**WHAT TO PRODUCE**
The entries are to be returned exactly, with images left out.
— START OF EXTRACTED INFORMATION —
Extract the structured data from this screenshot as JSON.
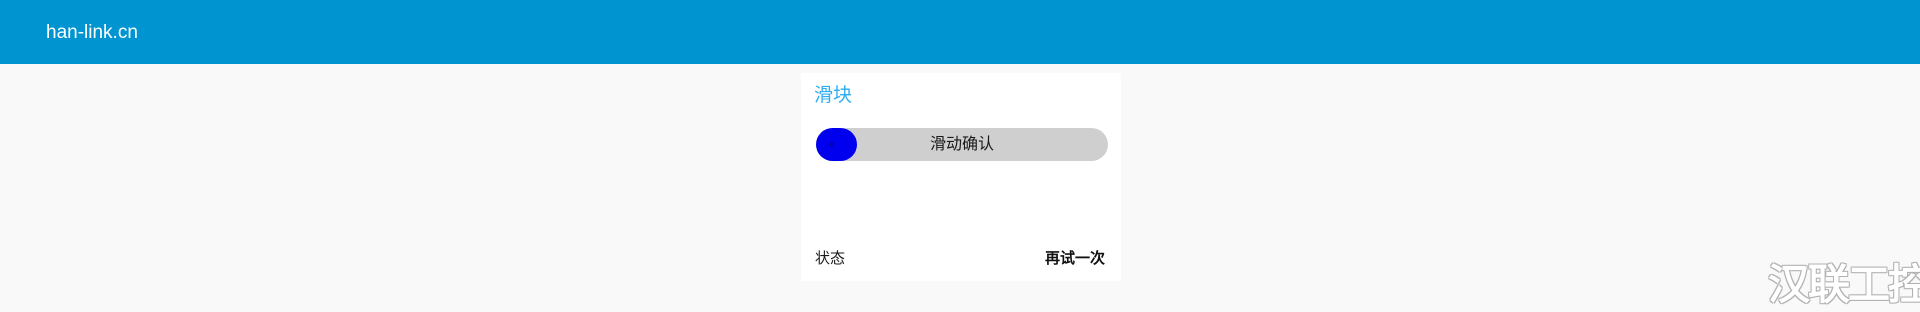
{
  "header": {
    "brand": "han-link.cn",
    "color": "#0095d0"
  },
  "card": {
    "title": "滑块",
    "slider": {
      "label": "滑动确认",
      "arrow_icon": "double-chevron-right-icon",
      "arrow_glyph": "»",
      "progress": 0.14,
      "handle_color": "#0000ee",
      "track_color": "#cfcfcf"
    },
    "footer": {
      "status_label": "状态",
      "retry_label": "再试一次"
    }
  },
  "watermark": "汉联工控吧"
}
— END OF EXTRACTED INFORMATION —
**ANSWER FOR THE TASK**
Extract the structured data from this screenshot as JSON.
{
  "header": {
    "brand": "han-link.cn",
    "color": "#0095d0"
  },
  "card": {
    "title": "滑块",
    "slider": {
      "label": "滑动确认",
      "arrow_icon": "double-chevron-right-icon",
      "arrow_glyph": "»",
      "progress": 0.14,
      "handle_color": "#0000ee",
      "track_color": "#cfcfcf"
    },
    "footer": {
      "status_label": "状态",
      "retry_label": "再试一次"
    }
  },
  "watermark": "汉联工控吧"
}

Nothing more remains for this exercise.